* What the task asks: Lines containing the string "distribution" are to be collected in full.

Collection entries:
━━━━━━

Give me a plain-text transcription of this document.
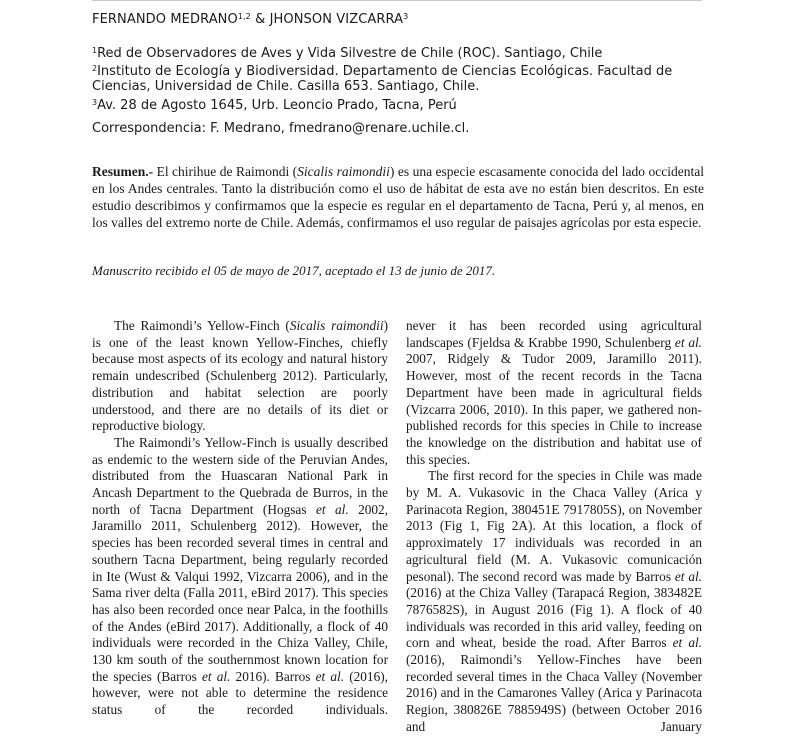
FERNANDO MEDRANO$^{1,2}$ & JHONSON VIZCARRA$^3$
$^1$Red de Observadores de Aves y Vida Silvestre de Chile (ROC). Santiago, Chile
$^2$Instituto de Ecología y Biodiversidad. Departamento de Ciencias Ecológicas. Facultad de
Ciencias, Universidad de Chile. Casilla 653. Santiago, Chile.
$^3$Av. 28 de Agosto 1645, Urb. Leoncio Prado, Tacna, Perú
Correspondencia: F. Medrano, fmedrano@renare.uchile.cl.
Resumen.- El chirihue de Raimondi (Sicalis raimondii) es una especie escasamente conocida del lado occidental en los Andes centrales. Tanto la distribución como el uso de hábitat de esta ave no están bien descritos. En este estudio describimos y confirmamos que la especie es regular en el departamento de Tacna, Perú y, al menos, en los valles del extremo norte de Chile. Además, confirmamos el uso regular de paisajes agrícolas por esta especie.
Manuscrito recibido el 05 de mayo de 2017, aceptado el 13 de junio de 2017.

The Raimondi’s Yellow-Finch (Sicalis raimondii) is one of the least known Yellow-Finches, chiefly because most aspects of its ecology and natural history remain undescribed (Schulenberg 2012). Particularly, distribution and habitat selection are poorly understood, and there are no details of its diet or reproductive biology.

The Raimondi’s Yellow-Finch is usually described as endemic to the western side of the Peruvian Andes, distributed from the Huascaran National Park in Ancash Department to the Quebrada de Burros, in the north of Tacna Department (Hogsas et al. 2002, Jaramillo 2011, Schulenberg 2012). However, the species has been recorded several times in central and southern Tacna Department, being regularly recorded in Ite (Wust & Valqui 1992, Vizcarra 2006), and in the Sama river delta (Falla 2011, eBird 2017). This species has also been recorded once near Palca, in the foothills of the Andes (eBird 2017). Additionally, a flock of 40 individuals were recorded in the Chiza Valley, Chile, 130 km south of the southernmost known location for the species (Barros et al. 2016). Barros et al. (2016), however, were not able to determine the residence status of the recorded individuals.

never it has been recorded using agricultural landscapes (Fjeldsa & Krabbe 1990, Schulenberg et al. 2007, Ridgely & Tudor 2009, Jaramillo 2011). However, most of the recent records in the Tacna Department have been made in agricultural fields (Vizcarra 2006, 2010). In this paper, we gathered non-published records for this species in Chile to increase the knowledge on the distribution and habitat use of this species.

The first record for the species in Chile was made by M. A. Vukasovic in the Chaca Valley (Arica y Parinacota Region, 380451E 7917805S), on November 2013 (Fig 1, Fig 2A). At this location, a flock of approximately 17 individuals was recorded in an agricultural field (M. A. Vukasovic comunicación pesonal). The second record was made by Barros et al. (2016) at the Chiza Valley (Tarapacá Region, 383482E 7876582S), in August 2016 (Fig 1). A flock of 40 individuals was recorded in this arid valley, feeding on corn and wheat, beside the road. After Barros et al. (2016), Raimondi’s Yellow-Finches have been recorded several times in the Chaca Valley (November 2016) and in the Camarones Valley (Arica y Parinacota Region, 380826E 7885949S) (between October 2016 and January
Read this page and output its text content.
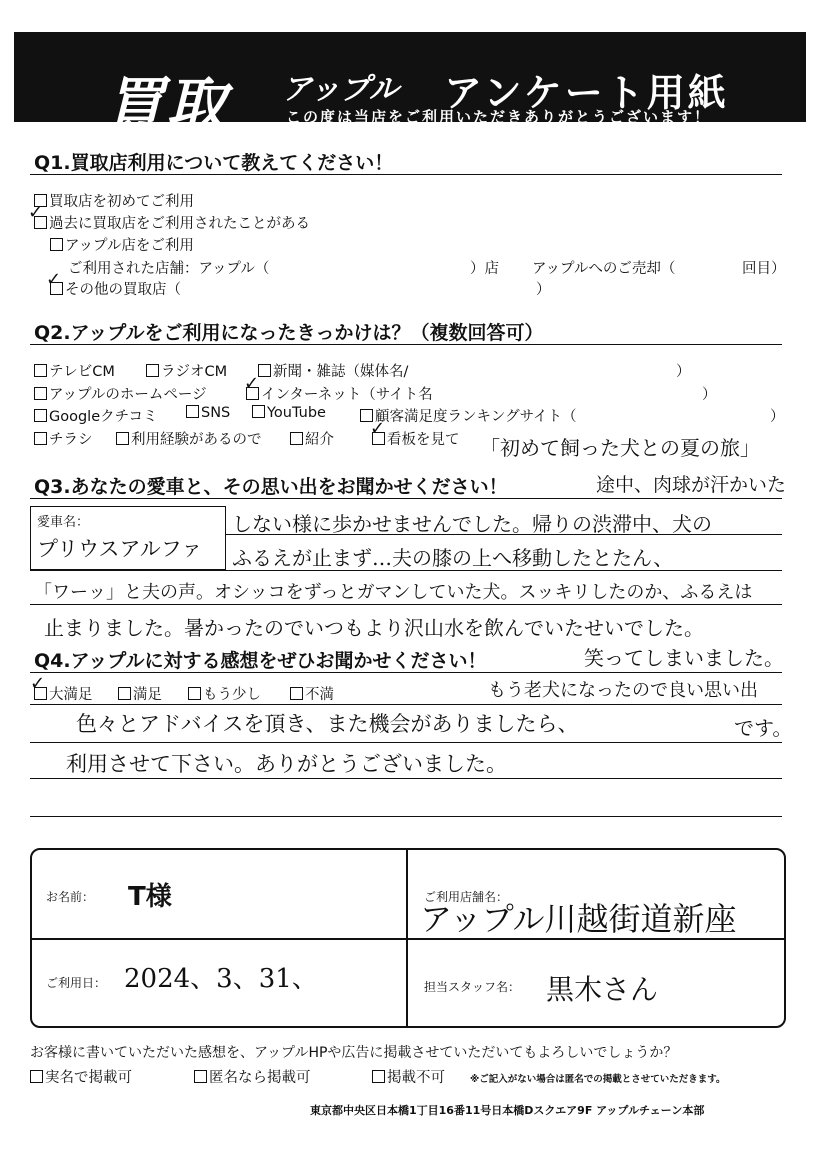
買取 アップル アンケート用紙
この度は当店をご利用いただきありがとうございます！
Q1.買取店利用について教えてください！
買取店を初めてご利用
過去に買取店をご利用されたことがある
✓
アップル店をご利用
ご利用された店舗：アップル（	）店 アップルへのご売却（	回目）
その他の買取店（
✓	）
Q2.アップルをご利用になったきっかけは？（複数回答可）
テレビCM	ラジオCM	新聞・雑誌（媒体名/	）
アップルのホームページ	インターネット（サイト名
✓
）
Googleクチコミ	SNS	YouTube	顧客満足度ランキングサイト（	）
チラシ	利用経験があるので	紹介	看板を見て
✓
「初めて飼った犬との夏の旅」
Q3.あなたの愛車と、その思い出をお聞かせください！	途中、肉球が汗かいた
愛車名：
プリウスアルファ
しない様に歩かせませんでした。帰りの渋滞中、犬の
ふるえが止まず…夫の膝の上へ移動したとたん、
「ワーッ」と夫の声。オシッコをずっとガマンしていた犬。スッキリしたのか、ふるえは
止まりました。暑かったのでいつもより沢山水を飲んでいたせいでした。
Q4.アップルに対する感想をぜひお聞かせください！	笑ってしまいました。
大満足
✓
満足	もう少し	不満	もう老犬になったので良い思い出
色々とアドバイスを頂き、また機会がありましたら、	です。
利用させて下さい。ありがとうございました。
お名前： T様	ご利用店舗名：
アップル川越街道新座
ご利用日： 2024、3、31、	担当スタッフ名： 黒木さん
お客様に書いていただいた感想を、アップルHPや広告に掲載させていただいてもよろしいでしょうか？
実名で掲載可	匿名なら掲載可	掲載不可	※ご記入がない場合は匿名での掲載とさせていただきます。
東京都中央区日本橋1丁目16番11号日本橋Dスクエア9F アップルチェーン本部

━━━━━━

* The solution:
The Raimondi’s Yellow-Finch (Sicalis raimondii) is one of the least known Yellow-Finches, chiefly because most aspects of its ecology and natural history remain undescribed (Schulenberg 2012). Particularly, distribution and habitat selection are poorly understood, and there are no details of its diet or reproductive biology.
never it has been recorded using agricultural landscapes (Fjeldsa & Krabbe 1990, Schulenberg et al. 2007, Ridgely & Tudor 2009, Jaramillo 2011). However, most of the recent records in the Tacna Department have been made in agricultural fields (Vizcarra 2006, 2010). In this paper, we gathered non-published records for this species in Chile to increase the knowledge on the distribution and habitat use of this species.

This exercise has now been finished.